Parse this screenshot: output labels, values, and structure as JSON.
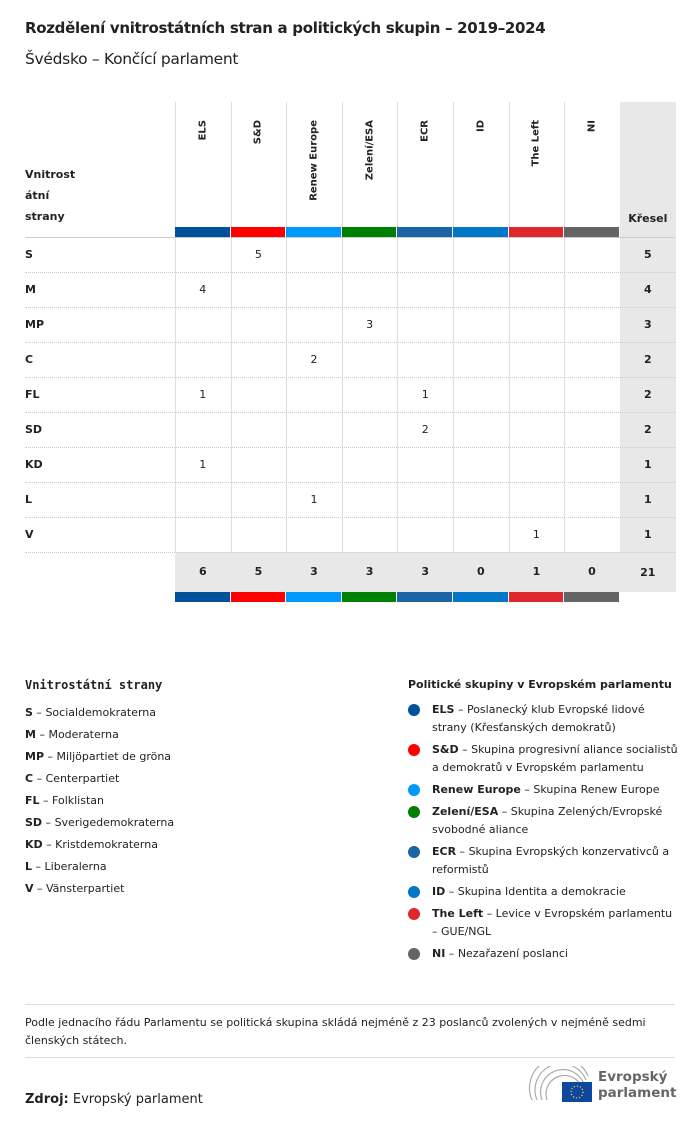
{
  "title": "Rozdělení vnitrostátních stran a politických skupin – 2019–2024",
  "subtitle": "Švédsko – Končící parlament",
  "chart_data": {
    "type": "table",
    "row_header": "Vnitrostátní strany",
    "row_header_display": [
      "Vnitrost",
      "átní",
      "strany"
    ],
    "total_header": "Křesel",
    "columns": [
      {
        "name": "ELS",
        "color": "#00519A"
      },
      {
        "name": "S&D",
        "color": "#FF0000"
      },
      {
        "name": "Renew Europe",
        "color": "#009AFF"
      },
      {
        "name": "Zelení/ESA",
        "color": "#008000"
      },
      {
        "name": "ECR",
        "color": "#1C64A5"
      },
      {
        "name": "ID",
        "color": "#0077C8"
      },
      {
        "name": "The Left",
        "color": "#E0272B"
      },
      {
        "name": "NI",
        "color": "#646464"
      }
    ],
    "rows": [
      {
        "party": "S",
        "values": [
          null,
          5,
          null,
          null,
          null,
          null,
          null,
          null
        ],
        "total": 5
      },
      {
        "party": "M",
        "values": [
          4,
          null,
          null,
          null,
          null,
          null,
          null,
          null
        ],
        "total": 4
      },
      {
        "party": "MP",
        "values": [
          null,
          null,
          null,
          3,
          null,
          null,
          null,
          null
        ],
        "total": 3
      },
      {
        "party": "C",
        "values": [
          null,
          null,
          2,
          null,
          null,
          null,
          null,
          null
        ],
        "total": 2
      },
      {
        "party": "FL",
        "values": [
          1,
          null,
          null,
          null,
          1,
          null,
          null,
          null
        ],
        "total": 2
      },
      {
        "party": "SD",
        "values": [
          null,
          null,
          null,
          null,
          2,
          null,
          null,
          null
        ],
        "total": 2
      },
      {
        "party": "KD",
        "values": [
          1,
          null,
          null,
          null,
          null,
          null,
          null,
          null
        ],
        "total": 1
      },
      {
        "party": "L",
        "values": [
          null,
          null,
          1,
          null,
          null,
          null,
          null,
          null
        ],
        "total": 1
      },
      {
        "party": "V",
        "values": [
          null,
          null,
          null,
          null,
          null,
          null,
          1,
          null
        ],
        "total": 1
      }
    ],
    "column_totals": [
      6,
      5,
      3,
      3,
      3,
      0,
      1,
      0
    ],
    "grand_total": 21
  },
  "legend_parties": {
    "title": "Vnitrostátní strany",
    "items": [
      {
        "abbr": "S",
        "name": "Socialdemokraterna"
      },
      {
        "abbr": "M",
        "name": "Moderaterna"
      },
      {
        "abbr": "MP",
        "name": "Miljöpartiet de gröna"
      },
      {
        "abbr": "C",
        "name": "Centerpartiet"
      },
      {
        "abbr": "FL",
        "name": "Folklistan"
      },
      {
        "abbr": "SD",
        "name": "Sverigedemokraterna"
      },
      {
        "abbr": "KD",
        "name": "Kristdemokraterna"
      },
      {
        "abbr": "L",
        "name": "Liberalerna"
      },
      {
        "abbr": "V",
        "name": "Vänsterpartiet"
      }
    ]
  },
  "legend_groups": {
    "title": "Politické skupiny v Evropském parlamentu",
    "items": [
      {
        "abbr": "ELS",
        "name": "Poslanecký klub Evropské lidové strany (Křesťanských demokratů)",
        "color": "#00519A"
      },
      {
        "abbr": "S&D",
        "name": "Skupina progresivní aliance socialistů a demokratů v Evropském parlamentu",
        "color": "#FF0000"
      },
      {
        "abbr": "Renew Europe",
        "name": "Skupina Renew Europe",
        "color": "#009AFF"
      },
      {
        "abbr": "Zelení/ESA",
        "name": "Skupina Zelených/Evropské svobodné aliance",
        "color": "#008000"
      },
      {
        "abbr": "ECR",
        "name": "Skupina Evropských konzervativců a reformistů",
        "color": "#1C64A5"
      },
      {
        "abbr": "ID",
        "name": "Skupina Identita a demokracie",
        "color": "#0077C8"
      },
      {
        "abbr": "The Left",
        "name": "Levice v Evropském parlamentu – GUE/NGL",
        "color": "#E0272B"
      },
      {
        "abbr": "NI",
        "name": "Nezařazení poslanci",
        "color": "#646464"
      }
    ]
  },
  "note": "Podle jednacího řádu Parlamentu se politická skupina skládá nejméně z 23 poslanců zvolených v nejméně sedmi členských státech.",
  "source": {
    "label": "Zdroj:",
    "value": "Evropský parlament"
  },
  "logo": {
    "line1": "Evropský",
    "line2": "parlament"
  }
}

Problem description -> Extract all lines from the material above that include the word "strany".

Result ->
    "row_header": "Vnitrostátní strany",
      "strany"
    "title": "Vnitrostátní strany",
        "name": "Poslanecký klub Evropské lidové strany (Křesťanských demokratů)",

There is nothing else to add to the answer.